→ **DATA ROWS**:
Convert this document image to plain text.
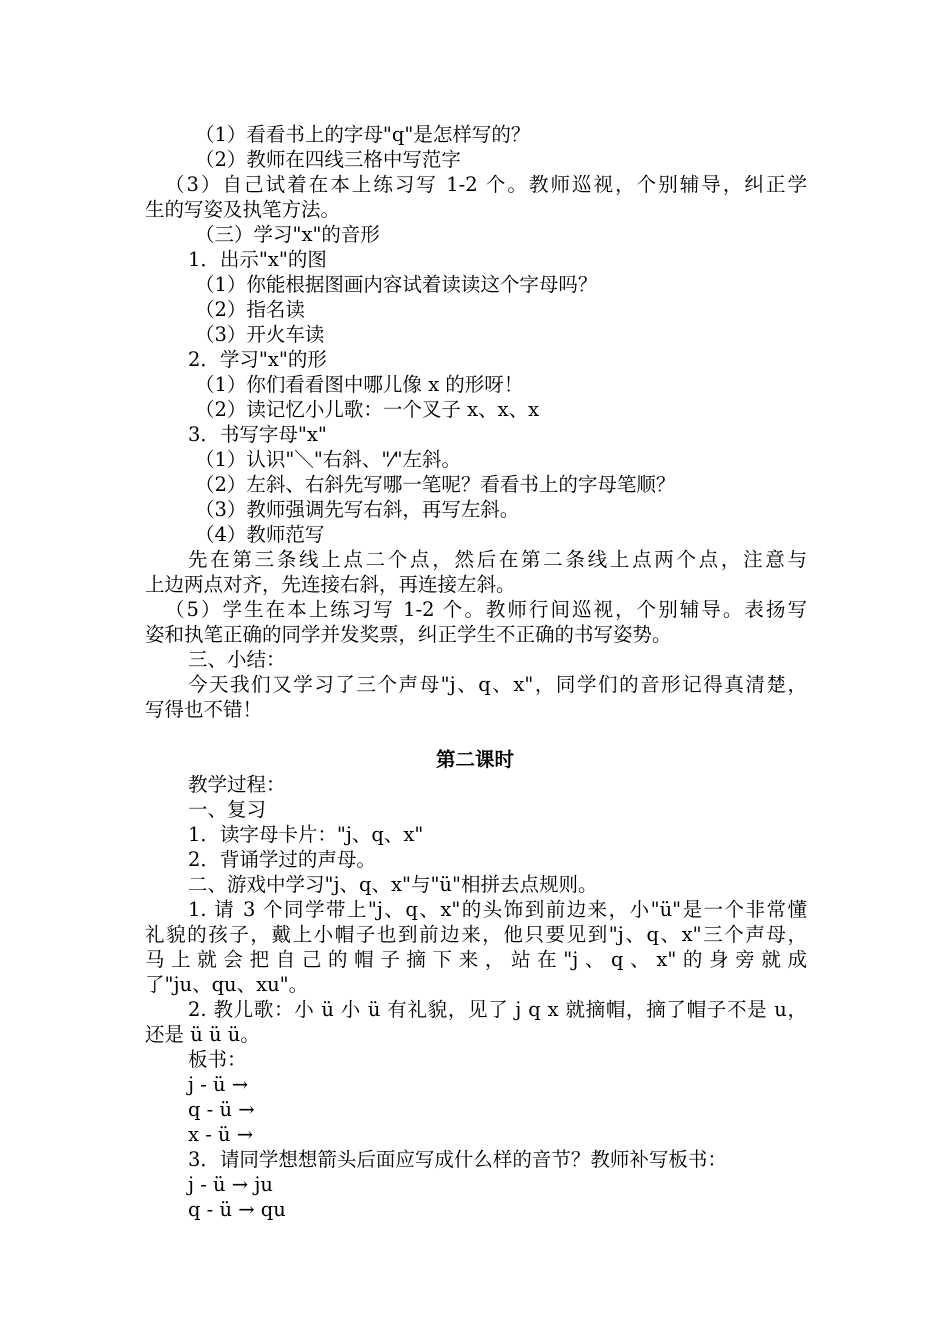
（1）看看书上的字母"q"是怎样写的？
（2）教师在四线三格中写范字
（3）自己试着在本上练习写 1-2 个。教师巡视，个别辅导，纠正学
生的写姿及执笔方法。
（三）学习"x"的音形
1．出示"x"的图
（1）你能根据图画内容试着读读这个字母吗？
（2）指名读
（3）开火车读
2．学习"x"的形
（1）你们看看图中哪儿像 x 的形呀！
（2）读记忆小儿歌：一个叉子 x、x、x
3．书写字母"x"
（1）认识"＼"右斜、"⁄"左斜。
（2）左斜、右斜先写哪一笔呢？看看书上的字母笔顺？
（3）教师强调先写右斜，再写左斜。
（4）教师范写
先在第三条线上点二个点，然后在第二条线上点两个点，注意与
上边两点对齐，先连接右斜，再连接左斜。
（5）学生在本上练习写 1-2 个。教师行间巡视，个别辅导。表扬写
姿和执笔正确的同学并发奖票，纠正学生不正确的书写姿势。
三、小结：
今天我们又学习了三个声母"j、q、x"，同学们的音形记得真清楚，
写得也不错！
第二课时
教学过程：
一、复习
1．读字母卡片："j、q、x"
2．背诵学过的声母。
二、游戏中学习"j、q、x"与"ü"相拼去点规则。
1. 请 3 个同学带上"j、q、x"的头饰到前边来，小"ü"是一个非常懂
礼貌的孩子，戴上小帽子也到前边来，他只要见到"j、q、x"三个声母，
马上就会把自己的帽子摘下来，站在"j、q、x"的身旁就成
了"ju、qu、xu"。
2. 教儿歌：小 ü 小 ü 有礼貌，见了 j q x 就摘帽，摘了帽子不是 u，
还是 ü ü ü。
板书：
j - ü →
q - ü →
x - ü →
3．请同学想想箭头后面应写成什么样的音节？教师补写板书：
j - ü → ju
q - ü → qu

→ **TASK DESCRIPTION**: Images must not appear in the copy; reproduce everything else in the records verbatim.

→ **THE SOLUTION**:
Convert this document image to plain text.
（1）看看书上的字母"q"是怎样写的？
（2）教师在四线三格中写范字
（3）自己试着在本上练习写 1-2 个。教师巡视，个别辅导，纠正学
生的写姿及执笔方法。
（三）学习"x"的音形
1．出示"x"的图
（1）你能根据图画内容试着读读这个字母吗？
（2）指名读
（3）开火车读
2．学习"x"的形
（1）你们看看图中哪儿像 x 的形呀！
（2）读记忆小儿歌：一个叉子 x、x、x
3．书写字母"x"
（1）认识"＼"右斜、"⁄"左斜。
（2）左斜、右斜先写哪一笔呢？看看书上的字母笔顺？
（3）教师强调先写右斜，再写左斜。
（4）教师范写
先在第三条线上点二个点，然后在第二条线上点两个点，注意与
上边两点对齐，先连接右斜，再连接左斜。
（5）学生在本上练习写 1-2 个。教师行间巡视，个别辅导。表扬写
姿和执笔正确的同学并发奖票，纠正学生不正确的书写姿势。
三、小结：
今天我们又学习了三个声母"j、q、x"，同学们的音形记得真清楚，
写得也不错！
第二课时
教学过程：
一、复习
1．读字母卡片："j、q、x"
2．背诵学过的声母。
二、游戏中学习"j、q、x"与"ü"相拼去点规则。
1. 请 3 个同学带上"j、q、x"的头饰到前边来，小"ü"是一个非常懂
礼貌的孩子，戴上小帽子也到前边来，他只要见到"j、q、x"三个声母，
马上就会把自己的帽子摘下来，站在"j、q、x"的身旁就成
了"ju、qu、xu"。
2. 教儿歌：小 ü 小 ü 有礼貌，见了 j q x 就摘帽，摘了帽子不是 u，
还是 ü ü ü。
板书：
j - ü →
q - ü →
x - ü →
3．请同学想想箭头后面应写成什么样的音节？教师补写板书：
j - ü → ju
q - ü → qu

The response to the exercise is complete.